Return each line containing the string "fornemmelig".

*DATA SHOWN*:
· · · ·

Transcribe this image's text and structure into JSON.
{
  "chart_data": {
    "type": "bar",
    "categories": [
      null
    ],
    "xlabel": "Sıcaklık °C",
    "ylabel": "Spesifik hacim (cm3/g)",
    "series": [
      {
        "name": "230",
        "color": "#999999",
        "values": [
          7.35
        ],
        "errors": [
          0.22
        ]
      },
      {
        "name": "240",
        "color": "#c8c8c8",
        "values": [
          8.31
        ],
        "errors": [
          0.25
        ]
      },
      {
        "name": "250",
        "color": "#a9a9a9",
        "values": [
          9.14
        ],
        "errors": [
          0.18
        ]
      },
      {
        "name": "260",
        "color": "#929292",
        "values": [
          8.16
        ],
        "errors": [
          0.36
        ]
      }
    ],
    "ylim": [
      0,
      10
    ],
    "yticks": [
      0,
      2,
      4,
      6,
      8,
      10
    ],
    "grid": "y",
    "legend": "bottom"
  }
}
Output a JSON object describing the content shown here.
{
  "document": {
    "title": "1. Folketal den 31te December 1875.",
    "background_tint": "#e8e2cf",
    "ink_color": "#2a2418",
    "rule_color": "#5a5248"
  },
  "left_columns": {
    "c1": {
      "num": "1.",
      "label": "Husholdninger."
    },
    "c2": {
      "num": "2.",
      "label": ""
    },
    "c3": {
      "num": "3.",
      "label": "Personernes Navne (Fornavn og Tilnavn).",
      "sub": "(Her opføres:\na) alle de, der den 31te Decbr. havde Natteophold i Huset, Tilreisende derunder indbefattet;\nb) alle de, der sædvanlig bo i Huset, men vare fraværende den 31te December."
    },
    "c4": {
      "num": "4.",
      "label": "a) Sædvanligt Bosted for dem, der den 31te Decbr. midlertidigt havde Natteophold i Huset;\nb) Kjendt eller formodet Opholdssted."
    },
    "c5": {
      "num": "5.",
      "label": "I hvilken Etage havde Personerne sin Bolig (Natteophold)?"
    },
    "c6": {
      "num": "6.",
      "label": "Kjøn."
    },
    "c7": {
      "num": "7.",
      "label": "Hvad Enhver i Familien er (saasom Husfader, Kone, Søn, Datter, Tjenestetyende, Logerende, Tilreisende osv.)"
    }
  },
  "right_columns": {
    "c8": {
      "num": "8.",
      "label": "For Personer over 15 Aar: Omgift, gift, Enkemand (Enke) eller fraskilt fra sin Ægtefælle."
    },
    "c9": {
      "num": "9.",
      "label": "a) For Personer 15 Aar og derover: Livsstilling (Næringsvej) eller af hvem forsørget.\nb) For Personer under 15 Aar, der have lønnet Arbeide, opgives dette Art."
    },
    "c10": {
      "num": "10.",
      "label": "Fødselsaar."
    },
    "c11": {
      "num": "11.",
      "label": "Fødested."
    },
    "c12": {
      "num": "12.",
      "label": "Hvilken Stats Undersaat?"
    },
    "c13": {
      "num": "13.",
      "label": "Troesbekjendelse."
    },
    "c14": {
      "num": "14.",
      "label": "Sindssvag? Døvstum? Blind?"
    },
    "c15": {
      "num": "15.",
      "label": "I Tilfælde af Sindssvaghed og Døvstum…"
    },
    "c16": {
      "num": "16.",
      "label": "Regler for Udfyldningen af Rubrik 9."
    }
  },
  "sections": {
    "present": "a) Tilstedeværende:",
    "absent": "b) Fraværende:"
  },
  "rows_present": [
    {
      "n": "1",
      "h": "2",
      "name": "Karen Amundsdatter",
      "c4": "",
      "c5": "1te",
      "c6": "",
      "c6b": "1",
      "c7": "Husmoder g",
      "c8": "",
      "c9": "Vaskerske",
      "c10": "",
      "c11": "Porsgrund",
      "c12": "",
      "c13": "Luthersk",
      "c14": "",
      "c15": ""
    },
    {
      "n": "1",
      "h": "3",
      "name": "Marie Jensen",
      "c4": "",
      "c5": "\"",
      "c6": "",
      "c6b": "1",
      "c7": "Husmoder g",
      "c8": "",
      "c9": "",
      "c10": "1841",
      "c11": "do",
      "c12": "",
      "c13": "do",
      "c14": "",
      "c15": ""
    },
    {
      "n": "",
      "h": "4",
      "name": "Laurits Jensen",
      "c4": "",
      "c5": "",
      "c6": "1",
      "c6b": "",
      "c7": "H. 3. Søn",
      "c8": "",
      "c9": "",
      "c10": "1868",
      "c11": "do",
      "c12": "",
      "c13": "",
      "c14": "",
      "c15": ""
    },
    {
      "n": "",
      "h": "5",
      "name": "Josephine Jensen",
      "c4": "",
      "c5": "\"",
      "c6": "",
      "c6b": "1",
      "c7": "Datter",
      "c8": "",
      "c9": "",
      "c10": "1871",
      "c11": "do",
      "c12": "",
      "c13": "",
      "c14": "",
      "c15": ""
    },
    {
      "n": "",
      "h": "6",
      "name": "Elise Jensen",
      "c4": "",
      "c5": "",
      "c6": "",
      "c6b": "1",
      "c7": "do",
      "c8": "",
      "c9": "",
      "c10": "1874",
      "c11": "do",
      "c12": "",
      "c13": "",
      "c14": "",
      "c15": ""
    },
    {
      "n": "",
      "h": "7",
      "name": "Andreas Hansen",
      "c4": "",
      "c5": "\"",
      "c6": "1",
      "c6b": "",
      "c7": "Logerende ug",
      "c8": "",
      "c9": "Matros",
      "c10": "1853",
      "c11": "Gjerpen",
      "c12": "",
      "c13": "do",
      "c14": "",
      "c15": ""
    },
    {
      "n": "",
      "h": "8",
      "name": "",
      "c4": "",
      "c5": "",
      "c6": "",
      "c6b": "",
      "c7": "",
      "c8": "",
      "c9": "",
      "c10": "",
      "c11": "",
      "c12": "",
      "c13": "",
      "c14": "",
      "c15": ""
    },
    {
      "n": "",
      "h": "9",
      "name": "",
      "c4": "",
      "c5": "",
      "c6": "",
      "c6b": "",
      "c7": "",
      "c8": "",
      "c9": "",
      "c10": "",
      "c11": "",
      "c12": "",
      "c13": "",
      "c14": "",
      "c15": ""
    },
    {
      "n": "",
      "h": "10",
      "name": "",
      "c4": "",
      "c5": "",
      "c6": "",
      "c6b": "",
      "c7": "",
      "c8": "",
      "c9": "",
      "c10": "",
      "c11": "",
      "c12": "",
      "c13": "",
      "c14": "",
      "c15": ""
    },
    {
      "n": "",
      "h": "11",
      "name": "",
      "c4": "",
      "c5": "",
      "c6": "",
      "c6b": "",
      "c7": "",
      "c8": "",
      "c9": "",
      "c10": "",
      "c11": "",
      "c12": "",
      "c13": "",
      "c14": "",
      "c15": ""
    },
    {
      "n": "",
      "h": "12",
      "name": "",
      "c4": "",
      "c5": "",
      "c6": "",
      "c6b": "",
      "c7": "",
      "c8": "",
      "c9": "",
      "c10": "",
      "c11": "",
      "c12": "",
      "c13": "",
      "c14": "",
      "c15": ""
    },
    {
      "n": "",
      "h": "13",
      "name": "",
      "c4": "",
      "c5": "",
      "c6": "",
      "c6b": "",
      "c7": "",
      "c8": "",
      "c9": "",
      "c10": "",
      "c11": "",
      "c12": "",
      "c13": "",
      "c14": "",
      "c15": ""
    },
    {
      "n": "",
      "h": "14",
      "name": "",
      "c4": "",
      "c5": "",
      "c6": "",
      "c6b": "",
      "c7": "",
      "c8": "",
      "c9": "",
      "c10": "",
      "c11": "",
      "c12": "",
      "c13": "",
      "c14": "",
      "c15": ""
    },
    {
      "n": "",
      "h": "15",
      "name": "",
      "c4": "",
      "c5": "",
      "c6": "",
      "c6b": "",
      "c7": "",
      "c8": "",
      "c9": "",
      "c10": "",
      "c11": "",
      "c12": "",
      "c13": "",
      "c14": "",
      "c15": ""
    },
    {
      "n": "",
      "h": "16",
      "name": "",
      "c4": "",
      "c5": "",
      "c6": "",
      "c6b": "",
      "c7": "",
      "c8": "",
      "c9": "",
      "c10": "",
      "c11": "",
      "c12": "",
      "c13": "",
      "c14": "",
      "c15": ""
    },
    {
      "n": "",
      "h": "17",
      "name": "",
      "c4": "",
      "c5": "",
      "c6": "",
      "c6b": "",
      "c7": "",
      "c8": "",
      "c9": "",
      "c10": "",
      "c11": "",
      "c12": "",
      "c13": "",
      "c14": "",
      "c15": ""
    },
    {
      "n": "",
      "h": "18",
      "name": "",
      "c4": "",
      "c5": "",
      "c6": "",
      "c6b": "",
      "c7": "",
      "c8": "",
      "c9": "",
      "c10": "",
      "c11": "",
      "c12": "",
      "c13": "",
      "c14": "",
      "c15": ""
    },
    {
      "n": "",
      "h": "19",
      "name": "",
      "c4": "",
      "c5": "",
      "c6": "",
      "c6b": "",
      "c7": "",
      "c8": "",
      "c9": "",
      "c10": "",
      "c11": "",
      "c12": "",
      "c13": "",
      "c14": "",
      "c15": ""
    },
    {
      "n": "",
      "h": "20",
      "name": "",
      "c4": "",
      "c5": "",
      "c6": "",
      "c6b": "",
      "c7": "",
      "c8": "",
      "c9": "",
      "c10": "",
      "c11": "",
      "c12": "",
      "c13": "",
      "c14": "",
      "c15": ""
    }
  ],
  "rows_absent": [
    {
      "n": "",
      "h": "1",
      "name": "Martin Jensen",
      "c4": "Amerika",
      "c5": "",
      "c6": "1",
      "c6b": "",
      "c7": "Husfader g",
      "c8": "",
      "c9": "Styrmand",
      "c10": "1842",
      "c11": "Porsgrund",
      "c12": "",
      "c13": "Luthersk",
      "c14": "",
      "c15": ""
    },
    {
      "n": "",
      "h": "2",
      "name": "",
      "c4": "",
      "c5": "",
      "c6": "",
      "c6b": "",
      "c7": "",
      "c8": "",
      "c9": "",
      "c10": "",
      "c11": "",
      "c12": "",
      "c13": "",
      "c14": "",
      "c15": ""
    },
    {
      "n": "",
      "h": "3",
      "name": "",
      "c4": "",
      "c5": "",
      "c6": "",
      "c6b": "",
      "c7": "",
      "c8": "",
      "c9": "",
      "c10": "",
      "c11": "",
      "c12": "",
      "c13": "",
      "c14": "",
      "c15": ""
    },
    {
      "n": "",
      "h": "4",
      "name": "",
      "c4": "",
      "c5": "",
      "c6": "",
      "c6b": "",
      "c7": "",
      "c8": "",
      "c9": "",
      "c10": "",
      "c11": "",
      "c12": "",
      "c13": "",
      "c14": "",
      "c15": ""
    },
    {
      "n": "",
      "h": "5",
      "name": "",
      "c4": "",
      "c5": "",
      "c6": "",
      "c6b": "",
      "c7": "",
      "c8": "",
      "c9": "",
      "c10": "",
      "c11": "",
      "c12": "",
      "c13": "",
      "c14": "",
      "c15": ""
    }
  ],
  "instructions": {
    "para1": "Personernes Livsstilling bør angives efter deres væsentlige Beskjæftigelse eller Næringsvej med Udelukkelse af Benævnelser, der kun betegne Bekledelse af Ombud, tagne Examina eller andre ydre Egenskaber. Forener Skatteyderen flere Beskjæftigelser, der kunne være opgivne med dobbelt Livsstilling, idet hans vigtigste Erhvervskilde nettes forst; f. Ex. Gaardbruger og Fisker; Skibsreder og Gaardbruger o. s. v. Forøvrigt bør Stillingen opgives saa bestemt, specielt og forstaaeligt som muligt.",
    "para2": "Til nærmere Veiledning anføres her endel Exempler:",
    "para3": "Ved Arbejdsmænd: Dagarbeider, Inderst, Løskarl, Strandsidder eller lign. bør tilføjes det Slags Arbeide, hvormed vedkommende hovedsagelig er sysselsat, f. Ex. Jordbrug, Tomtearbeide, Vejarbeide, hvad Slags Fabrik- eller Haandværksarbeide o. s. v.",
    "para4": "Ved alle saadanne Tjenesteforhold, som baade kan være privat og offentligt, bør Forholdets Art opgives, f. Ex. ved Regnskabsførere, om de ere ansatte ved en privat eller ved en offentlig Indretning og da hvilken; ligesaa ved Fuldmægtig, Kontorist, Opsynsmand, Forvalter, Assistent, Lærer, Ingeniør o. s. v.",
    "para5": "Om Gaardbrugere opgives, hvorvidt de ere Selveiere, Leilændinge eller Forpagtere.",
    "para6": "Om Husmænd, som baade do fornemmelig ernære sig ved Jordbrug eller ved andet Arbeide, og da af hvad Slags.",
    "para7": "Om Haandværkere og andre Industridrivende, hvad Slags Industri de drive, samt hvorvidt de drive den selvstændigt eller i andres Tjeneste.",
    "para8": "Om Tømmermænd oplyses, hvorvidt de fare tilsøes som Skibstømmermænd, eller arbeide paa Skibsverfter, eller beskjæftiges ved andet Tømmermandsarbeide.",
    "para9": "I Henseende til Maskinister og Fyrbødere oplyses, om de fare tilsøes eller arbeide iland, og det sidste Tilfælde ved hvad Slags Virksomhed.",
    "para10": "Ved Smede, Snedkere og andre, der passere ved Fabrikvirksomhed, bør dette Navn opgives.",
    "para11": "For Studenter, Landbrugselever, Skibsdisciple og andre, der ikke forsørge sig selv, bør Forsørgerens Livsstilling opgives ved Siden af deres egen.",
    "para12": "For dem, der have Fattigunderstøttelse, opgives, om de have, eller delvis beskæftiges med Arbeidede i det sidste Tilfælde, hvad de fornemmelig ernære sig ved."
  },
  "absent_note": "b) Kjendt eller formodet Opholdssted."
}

· · · ·

*WRITTEN ANSWER*:
    "para6": "Om Husmænd, som baade do fornemmelig ernære sig ved Jordbrug eller ved andet Arbeide, og da af hvad Slags.",
    "para12": "For dem, der have Fattigunderstøttelse, opgives, om de have, eller delvis beskæftiges med Arbeidede i det sidste Tilfælde, hvad de fornemmelig ernære sig ved."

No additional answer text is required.